[Dataset rows]
++++++++++

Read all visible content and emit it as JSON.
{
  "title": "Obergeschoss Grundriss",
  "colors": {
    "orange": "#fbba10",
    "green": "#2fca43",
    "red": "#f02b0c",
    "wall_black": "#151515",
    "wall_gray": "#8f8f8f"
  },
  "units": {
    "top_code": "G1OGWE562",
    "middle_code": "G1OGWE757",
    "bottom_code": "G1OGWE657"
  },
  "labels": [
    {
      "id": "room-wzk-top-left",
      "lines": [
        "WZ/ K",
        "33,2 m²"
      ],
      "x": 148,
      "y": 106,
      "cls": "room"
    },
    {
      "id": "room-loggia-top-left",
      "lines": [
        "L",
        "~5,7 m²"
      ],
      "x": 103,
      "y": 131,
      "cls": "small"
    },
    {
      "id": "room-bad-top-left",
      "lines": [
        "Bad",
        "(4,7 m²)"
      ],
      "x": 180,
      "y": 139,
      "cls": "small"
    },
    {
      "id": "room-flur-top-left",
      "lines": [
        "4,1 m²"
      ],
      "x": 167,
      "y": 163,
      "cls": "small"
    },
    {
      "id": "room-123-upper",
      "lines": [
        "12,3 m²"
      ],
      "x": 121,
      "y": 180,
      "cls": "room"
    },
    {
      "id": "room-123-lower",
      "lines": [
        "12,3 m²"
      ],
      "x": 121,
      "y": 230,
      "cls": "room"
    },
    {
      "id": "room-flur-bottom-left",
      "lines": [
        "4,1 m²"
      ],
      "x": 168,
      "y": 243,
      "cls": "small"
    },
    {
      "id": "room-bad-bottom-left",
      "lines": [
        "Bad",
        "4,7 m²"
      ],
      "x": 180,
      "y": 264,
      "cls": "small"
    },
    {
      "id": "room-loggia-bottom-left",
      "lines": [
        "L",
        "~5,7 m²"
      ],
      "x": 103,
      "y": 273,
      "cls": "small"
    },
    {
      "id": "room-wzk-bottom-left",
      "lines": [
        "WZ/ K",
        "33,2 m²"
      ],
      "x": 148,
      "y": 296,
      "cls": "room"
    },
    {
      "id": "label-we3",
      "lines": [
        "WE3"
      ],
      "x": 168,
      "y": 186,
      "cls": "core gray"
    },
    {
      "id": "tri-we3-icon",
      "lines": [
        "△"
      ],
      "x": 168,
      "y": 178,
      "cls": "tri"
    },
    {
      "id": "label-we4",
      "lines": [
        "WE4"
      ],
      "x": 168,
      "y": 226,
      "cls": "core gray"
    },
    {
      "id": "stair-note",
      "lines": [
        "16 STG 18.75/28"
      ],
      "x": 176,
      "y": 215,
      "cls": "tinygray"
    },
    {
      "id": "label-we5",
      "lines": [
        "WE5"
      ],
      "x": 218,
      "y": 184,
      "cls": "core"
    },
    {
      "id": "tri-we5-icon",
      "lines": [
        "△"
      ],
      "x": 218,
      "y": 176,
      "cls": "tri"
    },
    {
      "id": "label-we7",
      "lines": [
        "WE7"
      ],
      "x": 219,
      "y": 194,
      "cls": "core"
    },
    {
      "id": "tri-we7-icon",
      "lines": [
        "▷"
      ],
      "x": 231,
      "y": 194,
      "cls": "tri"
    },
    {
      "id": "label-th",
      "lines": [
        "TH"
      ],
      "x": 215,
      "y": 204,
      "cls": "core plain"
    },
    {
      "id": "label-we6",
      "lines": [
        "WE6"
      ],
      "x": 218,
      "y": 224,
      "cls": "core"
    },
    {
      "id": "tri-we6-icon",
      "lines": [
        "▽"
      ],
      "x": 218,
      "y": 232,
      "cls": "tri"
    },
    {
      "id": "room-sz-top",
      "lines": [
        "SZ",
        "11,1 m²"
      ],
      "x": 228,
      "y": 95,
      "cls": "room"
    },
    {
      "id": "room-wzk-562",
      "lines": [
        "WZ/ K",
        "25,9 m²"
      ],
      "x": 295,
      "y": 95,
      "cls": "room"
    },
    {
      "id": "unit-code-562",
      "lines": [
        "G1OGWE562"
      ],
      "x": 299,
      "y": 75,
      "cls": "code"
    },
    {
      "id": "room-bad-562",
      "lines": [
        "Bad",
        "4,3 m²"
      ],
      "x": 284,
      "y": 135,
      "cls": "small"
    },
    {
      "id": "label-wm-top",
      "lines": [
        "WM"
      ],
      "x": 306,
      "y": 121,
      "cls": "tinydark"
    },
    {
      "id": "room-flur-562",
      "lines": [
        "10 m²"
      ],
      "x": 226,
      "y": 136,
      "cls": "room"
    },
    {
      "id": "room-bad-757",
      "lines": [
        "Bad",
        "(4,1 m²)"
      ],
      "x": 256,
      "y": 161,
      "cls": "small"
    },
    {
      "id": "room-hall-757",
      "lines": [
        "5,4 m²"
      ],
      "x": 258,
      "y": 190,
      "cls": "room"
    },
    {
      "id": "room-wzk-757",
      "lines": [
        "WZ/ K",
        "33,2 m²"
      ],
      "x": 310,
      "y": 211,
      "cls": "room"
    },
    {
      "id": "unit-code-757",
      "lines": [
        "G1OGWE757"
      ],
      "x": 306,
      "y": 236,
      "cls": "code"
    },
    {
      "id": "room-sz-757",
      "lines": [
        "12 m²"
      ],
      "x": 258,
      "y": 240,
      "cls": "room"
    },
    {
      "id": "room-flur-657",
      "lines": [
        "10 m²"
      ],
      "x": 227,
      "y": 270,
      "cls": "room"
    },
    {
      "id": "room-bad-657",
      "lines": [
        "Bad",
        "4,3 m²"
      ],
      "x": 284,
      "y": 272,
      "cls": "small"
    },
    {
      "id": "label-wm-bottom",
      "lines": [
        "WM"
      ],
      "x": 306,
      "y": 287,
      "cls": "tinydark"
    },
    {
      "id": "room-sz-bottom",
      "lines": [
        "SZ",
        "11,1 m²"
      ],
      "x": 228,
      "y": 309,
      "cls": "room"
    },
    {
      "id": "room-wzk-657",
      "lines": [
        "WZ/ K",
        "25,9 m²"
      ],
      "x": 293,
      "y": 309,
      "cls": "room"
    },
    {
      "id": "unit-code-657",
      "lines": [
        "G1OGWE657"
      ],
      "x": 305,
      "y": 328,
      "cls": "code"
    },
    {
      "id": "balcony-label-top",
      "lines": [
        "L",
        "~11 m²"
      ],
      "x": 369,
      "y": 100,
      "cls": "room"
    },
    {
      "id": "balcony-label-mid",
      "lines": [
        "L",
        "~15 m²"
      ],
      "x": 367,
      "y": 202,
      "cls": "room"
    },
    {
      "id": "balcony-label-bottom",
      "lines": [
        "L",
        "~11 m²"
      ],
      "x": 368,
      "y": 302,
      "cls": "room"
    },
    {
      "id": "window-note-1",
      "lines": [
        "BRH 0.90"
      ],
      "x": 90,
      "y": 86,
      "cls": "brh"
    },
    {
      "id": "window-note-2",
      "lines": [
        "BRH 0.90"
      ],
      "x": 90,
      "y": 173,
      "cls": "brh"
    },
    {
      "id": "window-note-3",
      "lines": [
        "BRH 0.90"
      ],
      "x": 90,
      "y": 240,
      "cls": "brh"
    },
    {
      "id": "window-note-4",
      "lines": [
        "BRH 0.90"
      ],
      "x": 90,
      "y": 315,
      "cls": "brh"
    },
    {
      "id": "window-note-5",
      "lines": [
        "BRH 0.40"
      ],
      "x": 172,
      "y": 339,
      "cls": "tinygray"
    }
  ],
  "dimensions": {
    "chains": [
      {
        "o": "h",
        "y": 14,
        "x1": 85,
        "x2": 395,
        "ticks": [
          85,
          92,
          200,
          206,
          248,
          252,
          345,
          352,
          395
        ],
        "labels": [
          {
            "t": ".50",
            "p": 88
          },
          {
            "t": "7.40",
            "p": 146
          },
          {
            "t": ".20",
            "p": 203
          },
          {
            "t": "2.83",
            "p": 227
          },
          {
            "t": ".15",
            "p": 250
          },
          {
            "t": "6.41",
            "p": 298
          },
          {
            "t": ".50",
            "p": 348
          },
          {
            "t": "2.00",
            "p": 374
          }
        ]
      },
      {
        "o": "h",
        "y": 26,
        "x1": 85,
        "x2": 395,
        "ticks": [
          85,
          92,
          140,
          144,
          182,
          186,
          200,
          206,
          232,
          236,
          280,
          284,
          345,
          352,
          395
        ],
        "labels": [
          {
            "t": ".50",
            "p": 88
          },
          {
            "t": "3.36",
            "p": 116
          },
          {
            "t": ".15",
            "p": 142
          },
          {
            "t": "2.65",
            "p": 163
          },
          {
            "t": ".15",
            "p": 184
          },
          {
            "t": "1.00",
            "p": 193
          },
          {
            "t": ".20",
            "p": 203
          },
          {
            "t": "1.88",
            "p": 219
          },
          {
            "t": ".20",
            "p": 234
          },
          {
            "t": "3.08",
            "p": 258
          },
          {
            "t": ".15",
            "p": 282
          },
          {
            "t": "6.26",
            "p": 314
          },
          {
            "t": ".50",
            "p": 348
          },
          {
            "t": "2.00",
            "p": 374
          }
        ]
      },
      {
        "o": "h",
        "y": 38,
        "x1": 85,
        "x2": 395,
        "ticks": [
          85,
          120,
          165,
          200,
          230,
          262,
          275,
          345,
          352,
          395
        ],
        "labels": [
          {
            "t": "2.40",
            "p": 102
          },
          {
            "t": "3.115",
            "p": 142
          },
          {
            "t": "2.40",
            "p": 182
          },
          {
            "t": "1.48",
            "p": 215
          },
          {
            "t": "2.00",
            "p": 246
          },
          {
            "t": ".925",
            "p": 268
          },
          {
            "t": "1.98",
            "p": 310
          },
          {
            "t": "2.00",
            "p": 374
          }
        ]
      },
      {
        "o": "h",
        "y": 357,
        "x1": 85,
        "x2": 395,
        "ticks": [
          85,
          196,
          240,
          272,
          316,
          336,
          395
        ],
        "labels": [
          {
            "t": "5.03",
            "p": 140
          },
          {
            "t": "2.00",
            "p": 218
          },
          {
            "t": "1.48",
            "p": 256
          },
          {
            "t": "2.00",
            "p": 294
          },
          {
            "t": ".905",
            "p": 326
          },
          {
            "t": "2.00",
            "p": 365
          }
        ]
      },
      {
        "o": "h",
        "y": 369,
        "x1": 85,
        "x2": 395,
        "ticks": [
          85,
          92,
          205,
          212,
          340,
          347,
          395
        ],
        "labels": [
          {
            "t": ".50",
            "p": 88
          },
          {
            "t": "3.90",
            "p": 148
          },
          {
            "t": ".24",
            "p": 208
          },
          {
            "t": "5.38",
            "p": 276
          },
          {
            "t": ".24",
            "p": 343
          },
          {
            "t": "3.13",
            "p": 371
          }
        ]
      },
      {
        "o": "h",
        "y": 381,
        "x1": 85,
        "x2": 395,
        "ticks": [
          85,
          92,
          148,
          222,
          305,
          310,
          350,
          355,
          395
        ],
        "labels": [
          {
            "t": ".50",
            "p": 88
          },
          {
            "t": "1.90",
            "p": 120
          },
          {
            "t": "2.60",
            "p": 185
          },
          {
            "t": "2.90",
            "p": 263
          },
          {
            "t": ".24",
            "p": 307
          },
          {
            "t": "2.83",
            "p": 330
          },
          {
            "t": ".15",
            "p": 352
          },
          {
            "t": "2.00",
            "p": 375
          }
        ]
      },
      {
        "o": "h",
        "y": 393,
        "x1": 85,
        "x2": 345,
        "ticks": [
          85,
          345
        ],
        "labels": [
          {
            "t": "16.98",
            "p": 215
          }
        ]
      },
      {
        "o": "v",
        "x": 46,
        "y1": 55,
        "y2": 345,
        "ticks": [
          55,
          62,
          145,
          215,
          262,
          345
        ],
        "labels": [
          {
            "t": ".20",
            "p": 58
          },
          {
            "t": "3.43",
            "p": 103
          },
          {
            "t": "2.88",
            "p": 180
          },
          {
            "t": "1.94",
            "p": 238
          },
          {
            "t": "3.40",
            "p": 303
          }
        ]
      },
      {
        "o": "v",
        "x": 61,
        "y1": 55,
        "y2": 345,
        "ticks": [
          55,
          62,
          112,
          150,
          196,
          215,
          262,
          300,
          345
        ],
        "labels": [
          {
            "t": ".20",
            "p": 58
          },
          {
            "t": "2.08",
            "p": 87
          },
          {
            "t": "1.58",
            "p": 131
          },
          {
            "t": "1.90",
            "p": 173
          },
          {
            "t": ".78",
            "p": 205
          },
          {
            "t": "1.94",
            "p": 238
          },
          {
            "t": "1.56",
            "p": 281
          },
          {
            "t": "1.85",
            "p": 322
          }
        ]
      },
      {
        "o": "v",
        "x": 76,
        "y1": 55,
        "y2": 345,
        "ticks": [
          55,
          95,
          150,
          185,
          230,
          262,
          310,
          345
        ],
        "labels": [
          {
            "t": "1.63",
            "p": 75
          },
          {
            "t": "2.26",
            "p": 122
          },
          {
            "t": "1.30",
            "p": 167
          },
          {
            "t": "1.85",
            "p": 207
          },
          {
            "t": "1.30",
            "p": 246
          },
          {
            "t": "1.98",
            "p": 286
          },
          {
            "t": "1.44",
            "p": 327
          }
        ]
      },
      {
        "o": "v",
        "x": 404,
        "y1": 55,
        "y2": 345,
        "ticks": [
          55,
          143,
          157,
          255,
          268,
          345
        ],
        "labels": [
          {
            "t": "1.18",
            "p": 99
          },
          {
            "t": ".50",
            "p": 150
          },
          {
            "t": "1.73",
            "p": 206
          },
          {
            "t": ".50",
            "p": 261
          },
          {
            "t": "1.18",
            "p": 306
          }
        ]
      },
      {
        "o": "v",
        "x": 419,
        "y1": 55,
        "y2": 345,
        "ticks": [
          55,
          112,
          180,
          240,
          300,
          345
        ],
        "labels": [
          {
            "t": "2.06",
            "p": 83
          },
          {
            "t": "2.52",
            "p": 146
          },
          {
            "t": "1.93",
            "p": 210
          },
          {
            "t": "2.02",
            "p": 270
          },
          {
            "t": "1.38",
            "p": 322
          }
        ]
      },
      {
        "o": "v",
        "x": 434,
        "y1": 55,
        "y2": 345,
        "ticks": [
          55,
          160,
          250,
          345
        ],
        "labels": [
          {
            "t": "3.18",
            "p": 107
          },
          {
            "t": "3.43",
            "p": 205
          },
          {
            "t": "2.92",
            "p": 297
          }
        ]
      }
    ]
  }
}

++++++++++

> _Objective_: Write out every line of the listing that holds the word "window".

> _Result_:
      "id": "window-note-1",
      "id": "window-note-2",
      "id": "window-note-3",
      "id": "window-note-4",
      "id": "window-note-5",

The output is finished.